### YOUR TASK
Whenever a line contains the string "此曲只应天上有", copy it out of the entries.

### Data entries
##############################
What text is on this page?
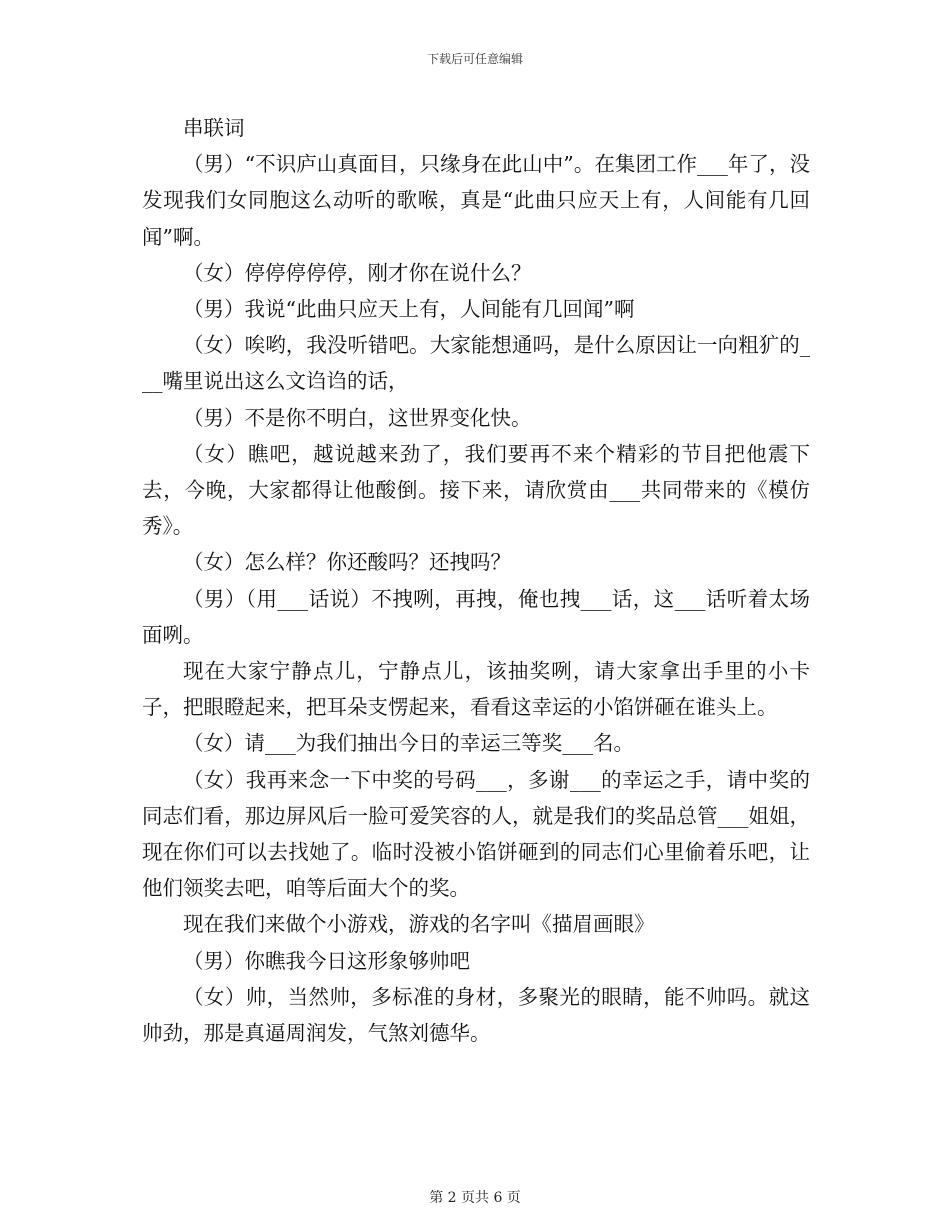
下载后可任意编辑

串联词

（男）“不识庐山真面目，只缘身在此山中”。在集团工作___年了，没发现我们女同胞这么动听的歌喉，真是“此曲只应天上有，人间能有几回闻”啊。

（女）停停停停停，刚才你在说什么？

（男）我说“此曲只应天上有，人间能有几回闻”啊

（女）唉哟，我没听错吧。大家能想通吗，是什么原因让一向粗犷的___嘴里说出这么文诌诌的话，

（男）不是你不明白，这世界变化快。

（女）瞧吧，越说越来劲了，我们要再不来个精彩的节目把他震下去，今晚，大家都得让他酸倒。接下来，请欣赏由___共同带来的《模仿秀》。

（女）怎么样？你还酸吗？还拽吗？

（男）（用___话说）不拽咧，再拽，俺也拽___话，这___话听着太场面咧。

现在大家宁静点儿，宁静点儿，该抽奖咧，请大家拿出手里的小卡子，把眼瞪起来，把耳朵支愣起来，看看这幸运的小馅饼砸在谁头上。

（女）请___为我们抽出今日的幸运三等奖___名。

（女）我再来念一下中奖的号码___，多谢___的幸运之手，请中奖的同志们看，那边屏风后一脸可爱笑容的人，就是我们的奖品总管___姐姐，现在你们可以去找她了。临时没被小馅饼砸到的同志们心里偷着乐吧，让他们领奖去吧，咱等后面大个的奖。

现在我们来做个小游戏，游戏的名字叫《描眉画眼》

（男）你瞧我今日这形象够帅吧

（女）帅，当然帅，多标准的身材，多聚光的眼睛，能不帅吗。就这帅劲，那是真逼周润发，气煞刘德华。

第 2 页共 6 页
##############################
### SOLUTION TO THE EXERCISE
（男）“不识庐山真面目，只缘身在此山中”。在集团工作___年了，没发现我们女同胞这么动听的歌喉，真是“此曲只应天上有，人间能有几回闻”啊。
（男）我说“此曲只应天上有，人间能有几回闻”啊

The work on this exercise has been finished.